Record excerpts:
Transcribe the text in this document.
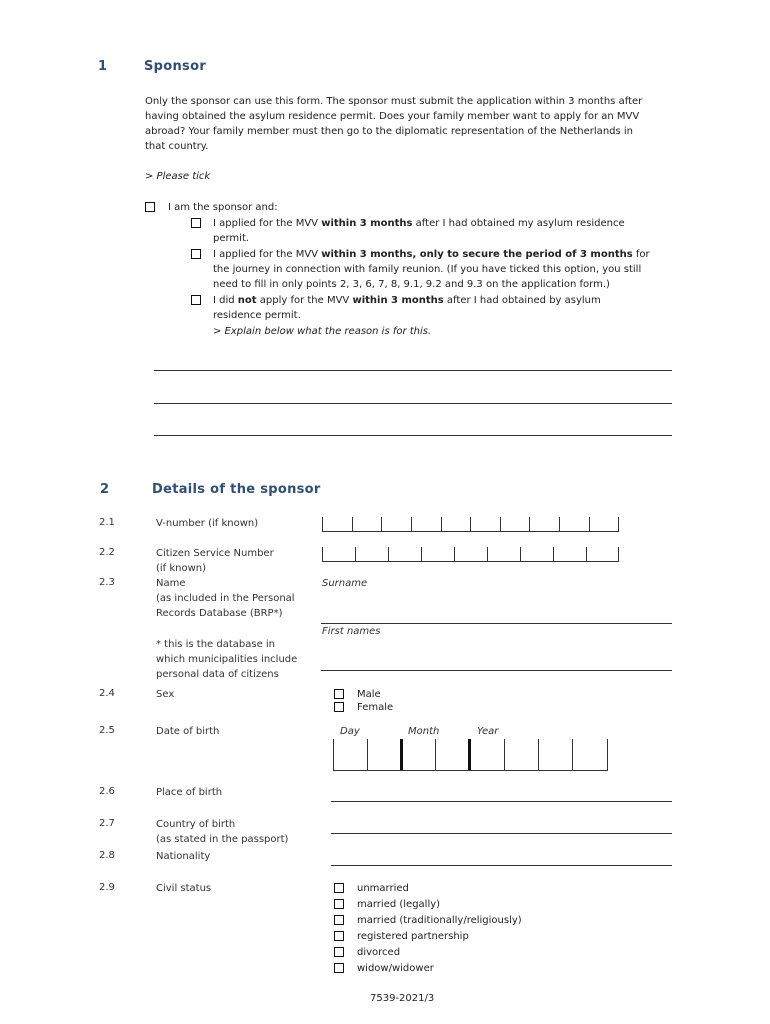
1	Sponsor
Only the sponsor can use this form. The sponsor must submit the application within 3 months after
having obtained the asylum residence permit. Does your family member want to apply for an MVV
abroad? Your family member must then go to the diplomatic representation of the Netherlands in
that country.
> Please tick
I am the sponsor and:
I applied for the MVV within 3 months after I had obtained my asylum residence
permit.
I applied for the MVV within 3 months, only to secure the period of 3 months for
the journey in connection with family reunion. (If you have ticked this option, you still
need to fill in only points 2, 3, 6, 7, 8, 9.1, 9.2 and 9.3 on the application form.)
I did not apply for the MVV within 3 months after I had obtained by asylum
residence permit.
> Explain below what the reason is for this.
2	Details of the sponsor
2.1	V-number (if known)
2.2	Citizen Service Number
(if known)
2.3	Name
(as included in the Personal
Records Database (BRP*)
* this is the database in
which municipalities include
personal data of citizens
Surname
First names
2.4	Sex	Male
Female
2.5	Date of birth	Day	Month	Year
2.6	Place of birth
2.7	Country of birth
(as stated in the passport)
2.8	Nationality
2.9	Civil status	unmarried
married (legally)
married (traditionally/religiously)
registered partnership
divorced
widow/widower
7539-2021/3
...
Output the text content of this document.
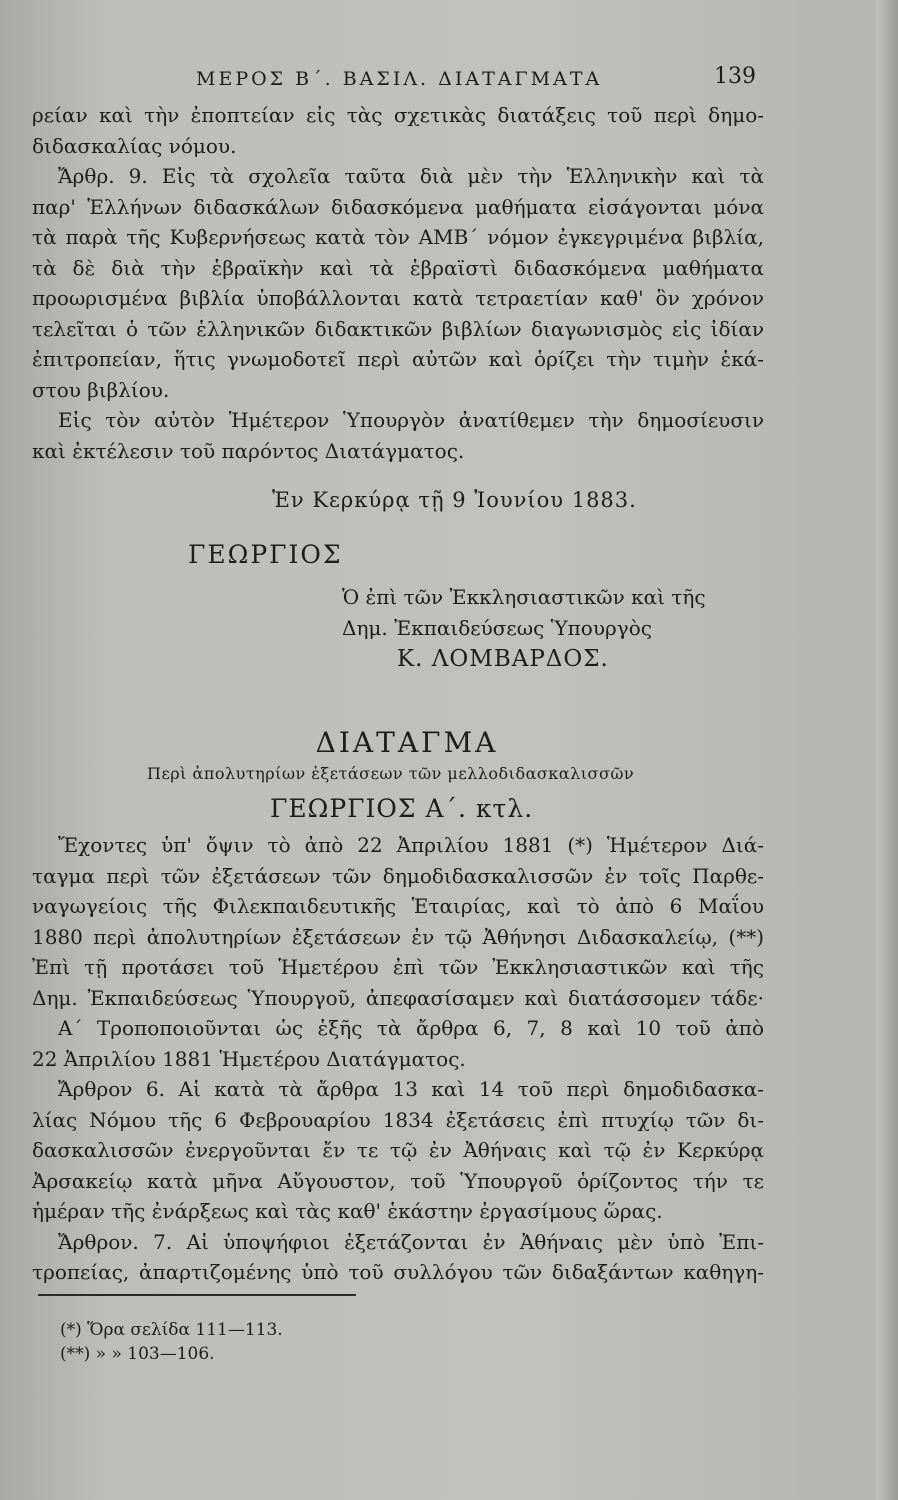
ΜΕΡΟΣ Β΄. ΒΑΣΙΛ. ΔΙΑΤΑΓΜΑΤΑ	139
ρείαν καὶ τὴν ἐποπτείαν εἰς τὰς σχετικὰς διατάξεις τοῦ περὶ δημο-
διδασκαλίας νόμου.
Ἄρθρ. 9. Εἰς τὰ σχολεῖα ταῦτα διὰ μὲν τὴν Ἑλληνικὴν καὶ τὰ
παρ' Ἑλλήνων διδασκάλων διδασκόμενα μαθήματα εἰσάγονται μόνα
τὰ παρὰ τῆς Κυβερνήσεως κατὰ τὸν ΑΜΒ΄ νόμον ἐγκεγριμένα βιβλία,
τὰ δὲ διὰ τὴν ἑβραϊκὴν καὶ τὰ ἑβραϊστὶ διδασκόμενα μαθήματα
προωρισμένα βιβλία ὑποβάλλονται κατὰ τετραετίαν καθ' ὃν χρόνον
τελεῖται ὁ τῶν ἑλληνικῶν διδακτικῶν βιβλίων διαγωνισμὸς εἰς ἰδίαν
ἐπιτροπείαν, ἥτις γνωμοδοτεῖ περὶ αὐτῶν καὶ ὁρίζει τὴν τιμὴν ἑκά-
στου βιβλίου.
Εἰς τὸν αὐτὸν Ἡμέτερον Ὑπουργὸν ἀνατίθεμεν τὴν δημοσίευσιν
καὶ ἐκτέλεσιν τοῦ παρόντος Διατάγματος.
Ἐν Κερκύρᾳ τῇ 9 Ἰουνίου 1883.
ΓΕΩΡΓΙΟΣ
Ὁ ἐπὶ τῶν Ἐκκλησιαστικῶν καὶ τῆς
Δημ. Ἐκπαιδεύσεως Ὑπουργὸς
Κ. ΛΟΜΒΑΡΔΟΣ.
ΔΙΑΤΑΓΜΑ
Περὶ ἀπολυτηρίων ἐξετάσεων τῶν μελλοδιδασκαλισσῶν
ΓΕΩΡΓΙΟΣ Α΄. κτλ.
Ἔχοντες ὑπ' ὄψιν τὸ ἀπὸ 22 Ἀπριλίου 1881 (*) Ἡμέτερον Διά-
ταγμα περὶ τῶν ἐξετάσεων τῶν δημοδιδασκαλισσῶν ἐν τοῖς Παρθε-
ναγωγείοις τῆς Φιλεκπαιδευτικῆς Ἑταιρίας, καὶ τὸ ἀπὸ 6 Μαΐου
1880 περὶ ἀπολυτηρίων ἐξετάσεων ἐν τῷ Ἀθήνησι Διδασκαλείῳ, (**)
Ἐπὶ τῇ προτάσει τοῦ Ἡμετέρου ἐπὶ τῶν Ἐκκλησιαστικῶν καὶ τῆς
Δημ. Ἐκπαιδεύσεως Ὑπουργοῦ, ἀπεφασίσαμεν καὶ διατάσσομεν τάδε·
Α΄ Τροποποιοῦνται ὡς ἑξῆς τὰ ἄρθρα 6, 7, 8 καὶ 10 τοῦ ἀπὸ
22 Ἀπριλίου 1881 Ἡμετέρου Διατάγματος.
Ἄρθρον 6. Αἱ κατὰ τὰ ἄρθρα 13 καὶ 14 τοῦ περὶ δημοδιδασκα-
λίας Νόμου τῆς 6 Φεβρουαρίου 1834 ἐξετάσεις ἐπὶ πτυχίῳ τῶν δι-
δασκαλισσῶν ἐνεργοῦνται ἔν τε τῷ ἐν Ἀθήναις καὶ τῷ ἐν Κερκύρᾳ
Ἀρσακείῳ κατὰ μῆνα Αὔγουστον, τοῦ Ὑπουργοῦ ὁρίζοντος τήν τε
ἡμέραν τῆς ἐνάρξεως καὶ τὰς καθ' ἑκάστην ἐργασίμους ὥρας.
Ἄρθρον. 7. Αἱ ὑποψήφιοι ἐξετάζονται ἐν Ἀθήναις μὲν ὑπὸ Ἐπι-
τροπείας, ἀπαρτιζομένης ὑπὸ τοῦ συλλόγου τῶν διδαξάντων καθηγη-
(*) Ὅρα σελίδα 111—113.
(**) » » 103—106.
---
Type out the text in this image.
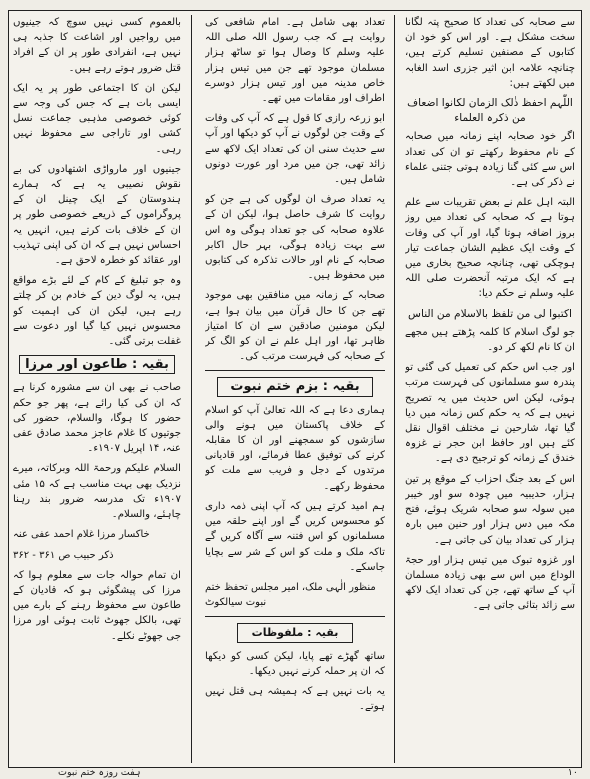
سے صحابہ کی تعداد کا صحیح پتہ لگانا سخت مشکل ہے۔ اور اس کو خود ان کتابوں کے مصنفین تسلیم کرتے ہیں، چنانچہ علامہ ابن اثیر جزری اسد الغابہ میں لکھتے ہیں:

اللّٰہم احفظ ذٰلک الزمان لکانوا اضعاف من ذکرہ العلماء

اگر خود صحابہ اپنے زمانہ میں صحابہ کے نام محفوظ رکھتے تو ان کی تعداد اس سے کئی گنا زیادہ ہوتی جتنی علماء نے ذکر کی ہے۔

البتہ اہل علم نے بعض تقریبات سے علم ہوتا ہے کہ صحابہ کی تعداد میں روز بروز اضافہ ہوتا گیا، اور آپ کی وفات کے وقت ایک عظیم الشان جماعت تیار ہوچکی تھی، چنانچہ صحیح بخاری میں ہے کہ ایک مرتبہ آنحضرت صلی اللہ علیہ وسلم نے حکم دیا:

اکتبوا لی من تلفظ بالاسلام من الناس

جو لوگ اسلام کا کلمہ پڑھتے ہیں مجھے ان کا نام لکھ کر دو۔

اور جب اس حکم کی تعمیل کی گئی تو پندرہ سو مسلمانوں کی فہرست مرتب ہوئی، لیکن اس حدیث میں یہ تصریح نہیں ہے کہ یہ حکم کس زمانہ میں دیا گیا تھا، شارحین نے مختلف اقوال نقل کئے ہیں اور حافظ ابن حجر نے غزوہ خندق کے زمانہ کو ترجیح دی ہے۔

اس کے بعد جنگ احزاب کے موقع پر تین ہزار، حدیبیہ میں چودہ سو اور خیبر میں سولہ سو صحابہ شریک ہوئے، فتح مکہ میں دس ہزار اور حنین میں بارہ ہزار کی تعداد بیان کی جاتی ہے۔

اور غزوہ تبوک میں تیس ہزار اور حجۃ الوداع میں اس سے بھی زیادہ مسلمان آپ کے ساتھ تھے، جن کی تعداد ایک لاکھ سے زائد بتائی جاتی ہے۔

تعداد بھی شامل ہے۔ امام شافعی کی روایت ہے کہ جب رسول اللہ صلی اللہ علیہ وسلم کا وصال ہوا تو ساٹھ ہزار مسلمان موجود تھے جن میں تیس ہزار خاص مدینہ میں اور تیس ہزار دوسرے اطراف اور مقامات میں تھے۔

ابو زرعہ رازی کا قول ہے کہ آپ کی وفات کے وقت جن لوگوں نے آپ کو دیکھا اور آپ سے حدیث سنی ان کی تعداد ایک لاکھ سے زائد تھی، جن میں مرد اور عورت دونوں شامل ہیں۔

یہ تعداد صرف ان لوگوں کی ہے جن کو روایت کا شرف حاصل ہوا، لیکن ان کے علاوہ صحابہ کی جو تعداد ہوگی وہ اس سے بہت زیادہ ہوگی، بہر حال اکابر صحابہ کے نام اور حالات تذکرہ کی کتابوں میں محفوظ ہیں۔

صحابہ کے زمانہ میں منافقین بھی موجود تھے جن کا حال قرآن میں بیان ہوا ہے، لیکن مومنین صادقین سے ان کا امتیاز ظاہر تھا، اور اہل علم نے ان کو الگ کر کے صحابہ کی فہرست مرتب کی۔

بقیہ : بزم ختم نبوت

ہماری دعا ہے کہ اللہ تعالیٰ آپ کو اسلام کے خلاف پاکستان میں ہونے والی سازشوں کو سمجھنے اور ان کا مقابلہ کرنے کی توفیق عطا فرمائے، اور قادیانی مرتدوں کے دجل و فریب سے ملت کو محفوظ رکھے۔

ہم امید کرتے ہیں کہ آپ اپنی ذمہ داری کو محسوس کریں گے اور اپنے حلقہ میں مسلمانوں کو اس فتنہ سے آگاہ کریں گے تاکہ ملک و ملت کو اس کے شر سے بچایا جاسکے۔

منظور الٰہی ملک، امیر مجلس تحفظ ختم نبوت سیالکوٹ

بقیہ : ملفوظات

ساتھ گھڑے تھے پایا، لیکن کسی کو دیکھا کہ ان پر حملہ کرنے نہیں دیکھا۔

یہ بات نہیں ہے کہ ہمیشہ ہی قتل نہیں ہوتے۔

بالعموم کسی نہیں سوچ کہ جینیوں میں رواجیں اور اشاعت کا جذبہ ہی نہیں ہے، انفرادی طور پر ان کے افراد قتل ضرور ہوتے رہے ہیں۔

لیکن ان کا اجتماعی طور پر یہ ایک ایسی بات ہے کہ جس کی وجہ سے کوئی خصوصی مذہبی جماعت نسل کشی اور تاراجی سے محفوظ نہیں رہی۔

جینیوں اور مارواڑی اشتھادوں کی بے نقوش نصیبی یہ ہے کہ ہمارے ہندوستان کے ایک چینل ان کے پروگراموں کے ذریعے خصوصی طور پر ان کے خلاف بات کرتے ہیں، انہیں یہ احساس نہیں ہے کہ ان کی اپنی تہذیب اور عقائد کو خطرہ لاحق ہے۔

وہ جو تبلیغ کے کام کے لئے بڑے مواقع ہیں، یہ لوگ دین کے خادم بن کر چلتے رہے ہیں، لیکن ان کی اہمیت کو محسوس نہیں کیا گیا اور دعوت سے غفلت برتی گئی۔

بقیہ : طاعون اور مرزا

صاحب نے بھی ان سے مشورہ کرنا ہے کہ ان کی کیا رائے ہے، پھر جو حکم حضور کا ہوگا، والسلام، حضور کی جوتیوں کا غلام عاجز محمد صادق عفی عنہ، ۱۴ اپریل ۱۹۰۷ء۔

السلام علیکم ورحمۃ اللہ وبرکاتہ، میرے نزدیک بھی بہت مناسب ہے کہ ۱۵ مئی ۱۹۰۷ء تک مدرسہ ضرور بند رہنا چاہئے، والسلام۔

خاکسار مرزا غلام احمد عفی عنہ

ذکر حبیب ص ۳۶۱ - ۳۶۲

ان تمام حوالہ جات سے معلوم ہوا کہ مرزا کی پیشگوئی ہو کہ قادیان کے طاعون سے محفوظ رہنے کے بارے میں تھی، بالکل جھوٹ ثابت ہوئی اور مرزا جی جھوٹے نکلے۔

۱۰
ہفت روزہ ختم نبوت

What is needed:
Check the data for the word "مرزا" and pull out the lines that have it.

Answer to this task:
بقیہ : طاعون اور مرزا
خاکسار مرزا غلام احمد عفی عنہ
ان تمام حوالہ جات سے معلوم ہوا کہ مرزا کی پیشگوئی ہو کہ قادیان کے طاعون سے محفوظ رہنے کے بارے میں تھی، بالکل جھوٹ ثابت ہوئی اور مرزا جی جھوٹے نکلے۔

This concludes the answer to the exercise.